** Start of Given records **

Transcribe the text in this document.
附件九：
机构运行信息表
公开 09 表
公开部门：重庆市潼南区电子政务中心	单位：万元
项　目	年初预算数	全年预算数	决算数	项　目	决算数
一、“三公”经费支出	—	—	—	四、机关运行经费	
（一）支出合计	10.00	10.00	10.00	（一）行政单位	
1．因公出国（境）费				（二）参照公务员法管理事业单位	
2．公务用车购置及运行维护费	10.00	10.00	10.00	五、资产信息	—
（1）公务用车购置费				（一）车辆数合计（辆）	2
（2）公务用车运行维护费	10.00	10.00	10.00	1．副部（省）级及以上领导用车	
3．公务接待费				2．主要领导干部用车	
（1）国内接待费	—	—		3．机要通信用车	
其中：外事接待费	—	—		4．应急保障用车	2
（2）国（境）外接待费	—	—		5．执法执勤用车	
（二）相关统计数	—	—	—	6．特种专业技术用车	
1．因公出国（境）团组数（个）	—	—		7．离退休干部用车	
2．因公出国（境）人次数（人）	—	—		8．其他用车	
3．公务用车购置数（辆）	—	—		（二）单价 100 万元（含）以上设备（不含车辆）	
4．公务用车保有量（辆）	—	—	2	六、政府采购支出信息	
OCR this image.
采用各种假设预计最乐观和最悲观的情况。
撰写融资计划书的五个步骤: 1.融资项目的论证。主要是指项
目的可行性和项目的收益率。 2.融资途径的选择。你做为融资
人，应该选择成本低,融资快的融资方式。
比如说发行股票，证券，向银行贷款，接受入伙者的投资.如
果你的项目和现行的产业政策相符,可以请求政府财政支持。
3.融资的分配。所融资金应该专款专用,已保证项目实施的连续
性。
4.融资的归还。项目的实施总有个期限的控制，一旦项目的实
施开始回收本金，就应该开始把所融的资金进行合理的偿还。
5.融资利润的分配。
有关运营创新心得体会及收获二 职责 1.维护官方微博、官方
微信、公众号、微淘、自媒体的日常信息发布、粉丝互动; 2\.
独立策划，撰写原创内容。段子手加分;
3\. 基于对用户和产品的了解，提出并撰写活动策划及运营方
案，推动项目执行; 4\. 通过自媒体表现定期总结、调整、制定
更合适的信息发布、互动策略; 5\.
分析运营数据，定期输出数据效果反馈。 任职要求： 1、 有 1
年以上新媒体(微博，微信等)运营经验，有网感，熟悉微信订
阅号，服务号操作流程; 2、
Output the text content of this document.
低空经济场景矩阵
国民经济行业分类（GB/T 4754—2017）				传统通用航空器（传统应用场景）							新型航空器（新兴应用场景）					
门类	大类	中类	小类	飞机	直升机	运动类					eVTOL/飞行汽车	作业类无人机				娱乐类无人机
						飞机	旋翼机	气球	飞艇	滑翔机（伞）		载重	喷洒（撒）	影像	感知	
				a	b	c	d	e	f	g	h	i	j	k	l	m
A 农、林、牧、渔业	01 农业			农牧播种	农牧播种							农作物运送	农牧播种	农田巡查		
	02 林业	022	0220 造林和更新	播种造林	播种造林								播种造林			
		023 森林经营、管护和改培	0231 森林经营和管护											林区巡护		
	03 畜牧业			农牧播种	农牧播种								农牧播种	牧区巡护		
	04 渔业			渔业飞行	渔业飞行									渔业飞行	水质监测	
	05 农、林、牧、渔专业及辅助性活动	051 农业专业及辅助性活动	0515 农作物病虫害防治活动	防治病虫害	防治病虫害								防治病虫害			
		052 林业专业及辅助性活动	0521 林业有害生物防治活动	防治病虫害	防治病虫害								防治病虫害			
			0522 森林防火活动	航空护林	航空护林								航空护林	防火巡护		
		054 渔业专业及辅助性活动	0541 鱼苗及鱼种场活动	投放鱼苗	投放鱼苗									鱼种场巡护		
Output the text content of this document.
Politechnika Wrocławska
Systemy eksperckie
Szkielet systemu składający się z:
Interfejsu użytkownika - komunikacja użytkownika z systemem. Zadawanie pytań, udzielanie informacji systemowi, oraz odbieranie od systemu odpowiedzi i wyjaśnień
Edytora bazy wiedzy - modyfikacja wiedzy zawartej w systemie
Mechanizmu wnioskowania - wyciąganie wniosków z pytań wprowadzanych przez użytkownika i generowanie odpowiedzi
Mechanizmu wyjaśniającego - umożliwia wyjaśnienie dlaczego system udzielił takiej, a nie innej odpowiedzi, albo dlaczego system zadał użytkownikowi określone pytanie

** End of Given records **

• [Problem details] Extract the entries above verbatim.

• [Reply]
Transcribe the text in this document.
附件九：
机构运行信息表
公开 09 表
公开部门：重庆市潼南区电子政务中心	单位：万元
项　目	年初预算数	全年预算数	决算数	项　目	决算数
一、“三公”经费支出	—	—	—	四、机关运行经费	
（一）支出合计	10.00	10.00	10.00	（一）行政单位	
1．因公出国（境）费				（二）参照公务员法管理事业单位	
2．公务用车购置及运行维护费	10.00	10.00	10.00	五、资产信息	—
（1）公务用车购置费				（一）车辆数合计（辆）	2
（2）公务用车运行维护费	10.00	10.00	10.00	1．副部（省）级及以上领导用车	
3．公务接待费				2．主要领导干部用车	
（1）国内接待费	—	—		3．机要通信用车	
其中：外事接待费	—	—		4．应急保障用车	2
（2）国（境）外接待费	—	—		5．执法执勤用车	
（二）相关统计数	—	—	—	6．特种专业技术用车	
1．因公出国（境）团组数（个）	—	—		7．离退休干部用车	
2．因公出国（境）人次数（人）	—	—		8．其他用车	
3．公务用车购置数（辆）	—	—		（二）单价 100 万元（含）以上设备（不含车辆）	
4．公务用车保有量（辆）	—	—	2	六、政府采购支出信息	
OCR this image.
采用各种假设预计最乐观和最悲观的情况。
撰写融资计划书的五个步骤: 1.融资项目的论证。主要是指项
目的可行性和项目的收益率。 2.融资途径的选择。你做为融资
人，应该选择成本低,融资快的融资方式。
比如说发行股票，证券，向银行贷款，接受入伙者的投资.如
果你的项目和现行的产业政策相符,可以请求政府财政支持。
3.融资的分配。所融资金应该专款专用,已保证项目实施的连续
性。
4.融资的归还。项目的实施总有个期限的控制，一旦项目的实
施开始回收本金，就应该开始把所融的资金进行合理的偿还。
5.融资利润的分配。
有关运营创新心得体会及收获二 职责 1.维护官方微博、官方
微信、公众号、微淘、自媒体的日常信息发布、粉丝互动; 2\.
独立策划，撰写原创内容。段子手加分;
3\. 基于对用户和产品的了解，提出并撰写活动策划及运营方
案，推动项目执行; 4\. 通过自媒体表现定期总结、调整、制定
更合适的信息发布、互动策略; 5\.
分析运营数据，定期输出数据效果反馈。 任职要求： 1、 有 1
年以上新媒体(微博，微信等)运营经验，有网感，熟悉微信订
阅号，服务号操作流程; 2、
Output the text content of this document.
低空经济场景矩阵
国民经济行业分类（GB/T 4754—2017）				传统通用航空器（传统应用场景）							新型航空器（新兴应用场景）					
门类	大类	中类	小类	飞机	直升机	运动类					eVTOL/飞行汽车	作业类无人机				娱乐类无人机
						飞机	旋翼机	气球	飞艇	滑翔机（伞）		载重	喷洒（撒）	影像	感知	
				a	b	c	d	e	f	g	h	i	j	k	l	m
A 农、林、牧、渔业	01 农业			农牧播种	农牧播种							农作物运送	农牧播种	农田巡查		
	02 林业	022	0220 造林和更新	播种造林	播种造林								播种造林			
		023 森林经营、管护和改培	0231 森林经营和管护											林区巡护		
	03 畜牧业			农牧播种	农牧播种								农牧播种	牧区巡护		
	04 渔业			渔业飞行	渔业飞行									渔业飞行	水质监测	
	05 农、林、牧、渔专业及辅助性活动	051 农业专业及辅助性活动	0515 农作物病虫害防治活动	防治病虫害	防治病虫害								防治病虫害			
		052 林业专业及辅助性活动	0521 林业有害生物防治活动	防治病虫害	防治病虫害								防治病虫害			
			0522 森林防火活动	航空护林	航空护林								航空护林	防火巡护		
		054 渔业专业及辅助性活动	0541 鱼苗及鱼种场活动	投放鱼苗	投放鱼苗									鱼种场巡护		
Output the text content of this document.
Politechnika Wrocławska
Systemy eksperckie
Szkielet systemu składający się z:
Interfejsu użytkownika - komunikacja użytkownika z systemem. Zadawanie pytań, udzielanie informacji systemowi, oraz odbieranie od systemu odpowiedzi i wyjaśnień
Edytora bazy wiedzy - modyfikacja wiedzy zawartej w systemie
Mechanizmu wnioskowania - wyciąganie wniosków z pytań wprowadzanych przez użytkownika i generowanie odpowiedzi
Mechanizmu wyjaśniającego - umożliwia wyjaśnienie dlaczego system udzielił takiej, a nie innej odpowiedzi, albo dlaczego system zadał użytkownikowi określone pytanie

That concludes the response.